Passage provided —
• • • • •
As the year draws to a close, the anniversary of Biden’s time in office also draws ever closer. Partisan politics will likely define your view on the relative success/failure of this term. In fact, there is significant momentum behind voices against incumbent leaders/parties on both sides of the Atlantic, here in the UK and in the USA. Of recent presidents, Joe Biden has the lowest satisfaction rating amongst the US electorate bar one former President. Yep, you guessed it, Barak Obama. Just kidding, yes, it’s Trump’s groundbreaking 1-year in 37% versus Joe Biden’s 42%. So what might political instability, resignations, handovers of power and even general elections look like should they play out.
• • • • •
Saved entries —

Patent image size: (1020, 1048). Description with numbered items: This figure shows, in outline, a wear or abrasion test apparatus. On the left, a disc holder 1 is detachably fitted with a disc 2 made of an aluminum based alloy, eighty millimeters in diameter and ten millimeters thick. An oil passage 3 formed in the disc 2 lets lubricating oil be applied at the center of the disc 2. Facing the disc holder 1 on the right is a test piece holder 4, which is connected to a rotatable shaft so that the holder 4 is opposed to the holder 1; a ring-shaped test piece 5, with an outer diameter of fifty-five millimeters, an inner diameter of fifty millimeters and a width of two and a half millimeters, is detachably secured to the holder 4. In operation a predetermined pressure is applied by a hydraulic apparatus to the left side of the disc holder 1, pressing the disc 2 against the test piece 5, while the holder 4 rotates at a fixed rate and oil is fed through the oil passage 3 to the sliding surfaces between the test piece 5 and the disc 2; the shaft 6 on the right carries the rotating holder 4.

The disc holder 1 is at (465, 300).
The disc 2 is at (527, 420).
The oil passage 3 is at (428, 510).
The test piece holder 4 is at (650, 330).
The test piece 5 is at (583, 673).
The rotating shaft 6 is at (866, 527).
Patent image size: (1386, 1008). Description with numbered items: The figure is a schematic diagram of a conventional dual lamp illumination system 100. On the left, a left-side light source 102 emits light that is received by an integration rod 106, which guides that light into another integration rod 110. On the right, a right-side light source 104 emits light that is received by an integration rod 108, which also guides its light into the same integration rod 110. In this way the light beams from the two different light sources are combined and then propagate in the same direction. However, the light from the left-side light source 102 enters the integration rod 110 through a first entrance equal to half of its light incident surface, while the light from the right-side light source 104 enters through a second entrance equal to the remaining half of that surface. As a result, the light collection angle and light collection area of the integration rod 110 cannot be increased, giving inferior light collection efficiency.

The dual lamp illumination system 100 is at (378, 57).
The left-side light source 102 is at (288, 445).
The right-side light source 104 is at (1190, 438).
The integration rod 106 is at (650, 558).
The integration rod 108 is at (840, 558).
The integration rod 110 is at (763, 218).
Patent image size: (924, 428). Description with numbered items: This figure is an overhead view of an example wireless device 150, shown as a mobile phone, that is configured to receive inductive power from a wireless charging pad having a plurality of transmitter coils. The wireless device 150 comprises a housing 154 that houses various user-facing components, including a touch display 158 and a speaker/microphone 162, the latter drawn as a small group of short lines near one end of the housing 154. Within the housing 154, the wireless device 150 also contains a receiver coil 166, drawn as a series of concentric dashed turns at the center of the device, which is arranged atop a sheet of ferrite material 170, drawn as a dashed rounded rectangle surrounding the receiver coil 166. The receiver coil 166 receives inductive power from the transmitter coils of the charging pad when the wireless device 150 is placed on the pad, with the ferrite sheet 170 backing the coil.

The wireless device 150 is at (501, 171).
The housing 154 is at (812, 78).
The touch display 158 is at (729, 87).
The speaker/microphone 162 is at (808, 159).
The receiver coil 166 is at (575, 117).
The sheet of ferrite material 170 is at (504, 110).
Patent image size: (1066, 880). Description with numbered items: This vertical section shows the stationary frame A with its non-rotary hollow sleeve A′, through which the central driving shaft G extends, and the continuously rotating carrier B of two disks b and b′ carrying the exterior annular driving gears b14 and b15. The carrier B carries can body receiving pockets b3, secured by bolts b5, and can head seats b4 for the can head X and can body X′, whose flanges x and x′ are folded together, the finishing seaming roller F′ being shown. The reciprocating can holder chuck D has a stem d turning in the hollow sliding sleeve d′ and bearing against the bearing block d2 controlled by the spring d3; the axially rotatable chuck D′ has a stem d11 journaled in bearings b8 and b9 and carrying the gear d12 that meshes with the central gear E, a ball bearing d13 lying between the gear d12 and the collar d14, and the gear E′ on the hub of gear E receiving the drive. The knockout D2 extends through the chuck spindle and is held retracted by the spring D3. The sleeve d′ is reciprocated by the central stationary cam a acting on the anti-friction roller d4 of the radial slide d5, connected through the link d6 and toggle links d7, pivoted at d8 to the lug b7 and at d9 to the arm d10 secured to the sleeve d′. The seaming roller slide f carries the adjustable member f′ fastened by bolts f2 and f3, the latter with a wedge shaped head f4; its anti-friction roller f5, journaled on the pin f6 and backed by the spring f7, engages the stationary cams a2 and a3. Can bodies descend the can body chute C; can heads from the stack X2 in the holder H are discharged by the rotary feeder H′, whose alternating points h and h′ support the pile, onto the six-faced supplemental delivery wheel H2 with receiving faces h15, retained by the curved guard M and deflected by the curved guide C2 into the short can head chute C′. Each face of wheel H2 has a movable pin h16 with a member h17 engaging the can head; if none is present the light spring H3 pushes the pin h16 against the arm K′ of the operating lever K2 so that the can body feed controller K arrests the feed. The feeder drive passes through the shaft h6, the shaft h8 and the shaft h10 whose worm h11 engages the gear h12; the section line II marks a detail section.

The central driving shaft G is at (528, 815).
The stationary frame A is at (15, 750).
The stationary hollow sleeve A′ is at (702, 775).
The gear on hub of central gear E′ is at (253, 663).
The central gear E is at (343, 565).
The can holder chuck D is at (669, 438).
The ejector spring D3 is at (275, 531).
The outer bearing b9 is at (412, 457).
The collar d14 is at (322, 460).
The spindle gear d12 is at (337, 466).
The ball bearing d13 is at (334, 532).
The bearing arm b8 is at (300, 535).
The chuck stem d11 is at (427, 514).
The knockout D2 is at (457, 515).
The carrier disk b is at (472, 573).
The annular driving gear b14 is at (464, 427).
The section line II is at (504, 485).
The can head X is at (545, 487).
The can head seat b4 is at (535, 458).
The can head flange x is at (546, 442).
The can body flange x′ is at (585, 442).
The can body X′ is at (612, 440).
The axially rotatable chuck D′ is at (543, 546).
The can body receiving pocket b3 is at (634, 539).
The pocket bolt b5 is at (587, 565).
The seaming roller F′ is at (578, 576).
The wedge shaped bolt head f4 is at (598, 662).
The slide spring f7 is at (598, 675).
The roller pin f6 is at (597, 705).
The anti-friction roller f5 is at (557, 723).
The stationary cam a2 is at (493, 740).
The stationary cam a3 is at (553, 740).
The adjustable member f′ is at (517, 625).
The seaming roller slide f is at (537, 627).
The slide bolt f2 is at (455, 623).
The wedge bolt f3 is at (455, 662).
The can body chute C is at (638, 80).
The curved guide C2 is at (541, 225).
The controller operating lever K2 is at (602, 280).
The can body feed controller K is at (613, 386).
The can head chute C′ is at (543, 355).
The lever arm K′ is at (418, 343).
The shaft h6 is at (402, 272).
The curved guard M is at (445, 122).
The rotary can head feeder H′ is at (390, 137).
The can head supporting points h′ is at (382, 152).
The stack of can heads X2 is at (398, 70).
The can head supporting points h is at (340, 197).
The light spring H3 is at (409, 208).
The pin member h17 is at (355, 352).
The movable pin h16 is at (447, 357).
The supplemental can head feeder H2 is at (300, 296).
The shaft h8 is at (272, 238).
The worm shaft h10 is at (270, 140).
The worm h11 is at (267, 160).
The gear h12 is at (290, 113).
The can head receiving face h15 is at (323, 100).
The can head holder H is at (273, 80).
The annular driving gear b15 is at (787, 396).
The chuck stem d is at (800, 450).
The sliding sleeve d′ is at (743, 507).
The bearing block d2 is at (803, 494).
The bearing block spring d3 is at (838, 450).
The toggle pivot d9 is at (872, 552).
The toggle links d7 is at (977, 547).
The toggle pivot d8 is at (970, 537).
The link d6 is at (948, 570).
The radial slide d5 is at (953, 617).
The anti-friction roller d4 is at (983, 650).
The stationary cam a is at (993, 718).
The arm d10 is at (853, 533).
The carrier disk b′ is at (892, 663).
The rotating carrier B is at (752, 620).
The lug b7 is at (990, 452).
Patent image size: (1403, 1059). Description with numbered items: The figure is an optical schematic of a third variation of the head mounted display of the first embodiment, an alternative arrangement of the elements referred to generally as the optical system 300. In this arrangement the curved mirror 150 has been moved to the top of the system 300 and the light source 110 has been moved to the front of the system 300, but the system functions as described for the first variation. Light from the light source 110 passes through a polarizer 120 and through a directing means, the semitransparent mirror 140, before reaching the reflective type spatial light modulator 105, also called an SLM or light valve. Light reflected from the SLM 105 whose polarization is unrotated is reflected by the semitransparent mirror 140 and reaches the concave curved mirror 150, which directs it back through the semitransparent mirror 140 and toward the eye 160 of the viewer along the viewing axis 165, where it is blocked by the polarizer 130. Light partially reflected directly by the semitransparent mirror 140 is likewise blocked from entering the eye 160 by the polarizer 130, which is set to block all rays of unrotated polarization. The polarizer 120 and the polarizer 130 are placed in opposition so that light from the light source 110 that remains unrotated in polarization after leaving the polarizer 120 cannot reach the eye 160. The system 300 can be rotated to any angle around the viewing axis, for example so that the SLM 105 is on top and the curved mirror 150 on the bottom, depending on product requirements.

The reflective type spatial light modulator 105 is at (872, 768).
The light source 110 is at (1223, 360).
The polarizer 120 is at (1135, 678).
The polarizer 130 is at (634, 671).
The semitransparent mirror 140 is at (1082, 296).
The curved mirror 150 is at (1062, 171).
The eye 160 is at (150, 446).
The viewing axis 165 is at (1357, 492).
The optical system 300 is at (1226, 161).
• • • • •
What you need to do —
1. In the passage on Biden's time in office, what satisfaction rating is given for Joe Biden?
2. Carry on the passage about Biden's time in office, starting after its final sentence.
The records have no connection to the text.

Solved problems —
1. 42%

2.
To some extent the world is growing more comfortable with Covid. Sure, Omicron presents its own challenges not least by being (one of) the newest and therefore least understood variants. Fresh threats to public health and supply chains once more should not be written off but at the same time seem contained and manageable. So we can take the question at face value. Political instability if it arose in the US is likely to still come in second to the evolving backdrop of US monetary policy. That alongside the safe haven demand for the Dollar would mean that anything but total anarchy would likely still leave the Dollar stronger into year end ‘22 from where we stand today.
The case for UK Pound stability in the face of political risk is less convincing. GBP has already shown a relative disregard for the surprise rate hike the Bank of England delivered this month. Monetary policy adjustment is less significant a factor than it is for the US Dollar largely because of the size of the US balance sheet and the scope for tightening in an outperforming economy. Political risk in the UK could therefore bring downside momentum to a market already wary of GBP. Tabloids have not yet forgotten no.10’s wine and cheese and pressure remains on the UK government.